* [EXERCISE BRIEF]: Provide an exact transcription of all the records.

## start MATERIAL PROVIDED

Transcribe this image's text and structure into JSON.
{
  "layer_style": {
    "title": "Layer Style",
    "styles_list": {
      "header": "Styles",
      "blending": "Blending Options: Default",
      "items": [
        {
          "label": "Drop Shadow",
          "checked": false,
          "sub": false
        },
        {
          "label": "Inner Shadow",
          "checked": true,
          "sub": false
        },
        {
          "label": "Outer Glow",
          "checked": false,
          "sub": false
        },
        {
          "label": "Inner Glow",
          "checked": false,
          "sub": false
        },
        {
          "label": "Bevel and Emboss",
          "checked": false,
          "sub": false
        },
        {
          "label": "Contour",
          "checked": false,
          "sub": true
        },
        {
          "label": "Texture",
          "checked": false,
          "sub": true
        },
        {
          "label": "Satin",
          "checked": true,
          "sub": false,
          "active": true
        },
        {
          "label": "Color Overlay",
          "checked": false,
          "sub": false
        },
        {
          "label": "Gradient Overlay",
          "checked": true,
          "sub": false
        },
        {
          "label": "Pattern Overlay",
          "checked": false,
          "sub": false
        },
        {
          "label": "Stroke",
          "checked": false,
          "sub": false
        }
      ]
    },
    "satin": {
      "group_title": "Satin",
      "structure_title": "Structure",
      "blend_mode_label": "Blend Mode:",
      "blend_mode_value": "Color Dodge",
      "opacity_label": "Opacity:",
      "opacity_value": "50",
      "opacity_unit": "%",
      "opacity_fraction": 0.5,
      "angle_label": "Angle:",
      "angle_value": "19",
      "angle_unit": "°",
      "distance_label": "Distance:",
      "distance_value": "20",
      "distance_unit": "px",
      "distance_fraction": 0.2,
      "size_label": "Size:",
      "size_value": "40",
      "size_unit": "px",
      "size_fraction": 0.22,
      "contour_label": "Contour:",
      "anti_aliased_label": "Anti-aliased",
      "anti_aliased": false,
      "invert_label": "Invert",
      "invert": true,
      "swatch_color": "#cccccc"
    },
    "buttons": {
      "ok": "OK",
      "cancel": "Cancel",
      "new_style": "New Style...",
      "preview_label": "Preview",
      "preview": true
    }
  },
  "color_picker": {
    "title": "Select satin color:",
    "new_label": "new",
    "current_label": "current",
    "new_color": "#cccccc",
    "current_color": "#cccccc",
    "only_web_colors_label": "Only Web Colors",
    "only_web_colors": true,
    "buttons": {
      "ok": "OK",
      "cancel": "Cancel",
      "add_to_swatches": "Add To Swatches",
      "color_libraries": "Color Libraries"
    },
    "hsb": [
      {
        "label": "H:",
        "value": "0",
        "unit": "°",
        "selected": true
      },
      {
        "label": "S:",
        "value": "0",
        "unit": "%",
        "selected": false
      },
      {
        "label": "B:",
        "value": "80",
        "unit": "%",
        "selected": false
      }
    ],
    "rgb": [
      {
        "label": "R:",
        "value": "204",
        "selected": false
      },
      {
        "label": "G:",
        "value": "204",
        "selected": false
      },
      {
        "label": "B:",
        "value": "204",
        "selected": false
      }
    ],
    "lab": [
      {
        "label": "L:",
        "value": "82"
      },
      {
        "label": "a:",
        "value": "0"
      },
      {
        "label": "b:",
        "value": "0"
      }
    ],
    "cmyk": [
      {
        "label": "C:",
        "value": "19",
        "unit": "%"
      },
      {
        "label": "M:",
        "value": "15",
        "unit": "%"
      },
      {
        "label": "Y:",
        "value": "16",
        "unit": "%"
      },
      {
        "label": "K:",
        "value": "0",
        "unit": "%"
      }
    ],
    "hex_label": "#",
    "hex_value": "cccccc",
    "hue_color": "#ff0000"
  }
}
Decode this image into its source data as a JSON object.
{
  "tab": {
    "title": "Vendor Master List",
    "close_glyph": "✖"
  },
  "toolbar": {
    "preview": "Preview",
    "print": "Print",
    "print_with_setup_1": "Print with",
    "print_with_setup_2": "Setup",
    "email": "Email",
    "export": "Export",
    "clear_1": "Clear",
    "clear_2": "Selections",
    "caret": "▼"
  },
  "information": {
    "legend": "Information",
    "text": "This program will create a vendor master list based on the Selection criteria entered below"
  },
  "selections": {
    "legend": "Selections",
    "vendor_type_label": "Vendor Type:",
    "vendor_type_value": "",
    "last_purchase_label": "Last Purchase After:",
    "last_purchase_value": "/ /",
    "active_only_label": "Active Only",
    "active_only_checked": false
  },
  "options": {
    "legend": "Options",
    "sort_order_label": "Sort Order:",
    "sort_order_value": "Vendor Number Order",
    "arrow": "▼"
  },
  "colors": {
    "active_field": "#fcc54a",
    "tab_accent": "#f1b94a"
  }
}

## end MATERIAL PROVIDED

* [COMPLETE RESPONSE]:
Transcribe this image's text and structure into JSON.
{
  "layer_style": {
    "title": "Layer Style",
    "styles_list": {
      "header": "Styles",
      "blending": "Blending Options: Default",
      "items": [
        {
          "label": "Drop Shadow",
          "checked": false,
          "sub": false
        },
        {
          "label": "Inner Shadow",
          "checked": true,
          "sub": false
        },
        {
          "label": "Outer Glow",
          "checked": false,
          "sub": false
        },
        {
          "label": "Inner Glow",
          "checked": false,
          "sub": false
        },
        {
          "label": "Bevel and Emboss",
          "checked": false,
          "sub": false
        },
        {
          "label": "Contour",
          "checked": false,
          "sub": true
        },
        {
          "label": "Texture",
          "checked": false,
          "sub": true
        },
        {
          "label": "Satin",
          "checked": true,
          "sub": false,
          "active": true
        },
        {
          "label": "Color Overlay",
          "checked": false,
          "sub": false
        },
        {
          "label": "Gradient Overlay",
          "checked": true,
          "sub": false
        },
        {
          "label": "Pattern Overlay",
          "checked": false,
          "sub": false
        },
        {
          "label": "Stroke",
          "checked": false,
          "sub": false
        }
      ]
    },
    "satin": {
      "group_title": "Satin",
      "structure_title": "Structure",
      "blend_mode_label": "Blend Mode:",
      "blend_mode_value": "Color Dodge",
      "opacity_label": "Opacity:",
      "opacity_value": "50",
      "opacity_unit": "%",
      "opacity_fraction": 0.5,
      "angle_label": "Angle:",
      "angle_value": "19",
      "angle_unit": "°",
      "distance_label": "Distance:",
      "distance_value": "20",
      "distance_unit": "px",
      "distance_fraction": 0.2,
      "size_label": "Size:",
      "size_value": "40",
      "size_unit": "px",
      "size_fraction": 0.22,
      "contour_label": "Contour:",
      "anti_aliased_label": "Anti-aliased",
      "anti_aliased": false,
      "invert_label": "Invert",
      "invert": true,
      "swatch_color": "#cccccc"
    },
    "buttons": {
      "ok": "OK",
      "cancel": "Cancel",
      "new_style": "New Style...",
      "preview_label": "Preview",
      "preview": true
    }
  },
  "color_picker": {
    "title": "Select satin color:",
    "new_label": "new",
    "current_label": "current",
    "new_color": "#cccccc",
    "current_color": "#cccccc",
    "only_web_colors_label": "Only Web Colors",
    "only_web_colors": true,
    "buttons": {
      "ok": "OK",
      "cancel": "Cancel",
      "add_to_swatches": "Add To Swatches",
      "color_libraries": "Color Libraries"
    },
    "hsb": [
      {
        "label": "H:",
        "value": "0",
        "unit": "°",
        "selected": true
      },
      {
        "label": "S:",
        "value": "0",
        "unit": "%",
        "selected": false
      },
      {
        "label": "B:",
        "value": "80",
        "unit": "%",
        "selected": false
      }
    ],
    "rgb": [
      {
        "label": "R:",
        "value": "204",
        "selected": false
      },
      {
        "label": "G:",
        "value": "204",
        "selected": false
      },
      {
        "label": "B:",
        "value": "204",
        "selected": false
      }
    ],
    "lab": [
      {
        "label": "L:",
        "value": "82"
      },
      {
        "label": "a:",
        "value": "0"
      },
      {
        "label": "b:",
        "value": "0"
      }
    ],
    "cmyk": [
      {
        "label": "C:",
        "value": "19",
        "unit": "%"
      },
      {
        "label": "M:",
        "value": "15",
        "unit": "%"
      },
      {
        "label": "Y:",
        "value": "16",
        "unit": "%"
      },
      {
        "label": "K:",
        "value": "0",
        "unit": "%"
      }
    ],
    "hex_label": "#",
    "hex_value": "cccccc",
    "hue_color": "#ff0000"
  }
}
Decode this image into its source data as a JSON object.
{
  "tab": {
    "title": "Vendor Master List",
    "close_glyph": "✖"
  },
  "toolbar": {
    "preview": "Preview",
    "print": "Print",
    "print_with_setup_1": "Print with",
    "print_with_setup_2": "Setup",
    "email": "Email",
    "export": "Export",
    "clear_1": "Clear",
    "clear_2": "Selections",
    "caret": "▼"
  },
  "information": {
    "legend": "Information",
    "text": "This program will create a vendor master list based on the Selection criteria entered below"
  },
  "selections": {
    "legend": "Selections",
    "vendor_type_label": "Vendor Type:",
    "vendor_type_value": "",
    "last_purchase_label": "Last Purchase After:",
    "last_purchase_value": "/ /",
    "active_only_label": "Active Only",
    "active_only_checked": false
  },
  "options": {
    "legend": "Options",
    "sort_order_label": "Sort Order:",
    "sort_order_value": "Vendor Number Order",
    "arrow": "▼"
  },
  "colors": {
    "active_field": "#fcc54a",
    "tab_accent": "#f1b94a"
  }
}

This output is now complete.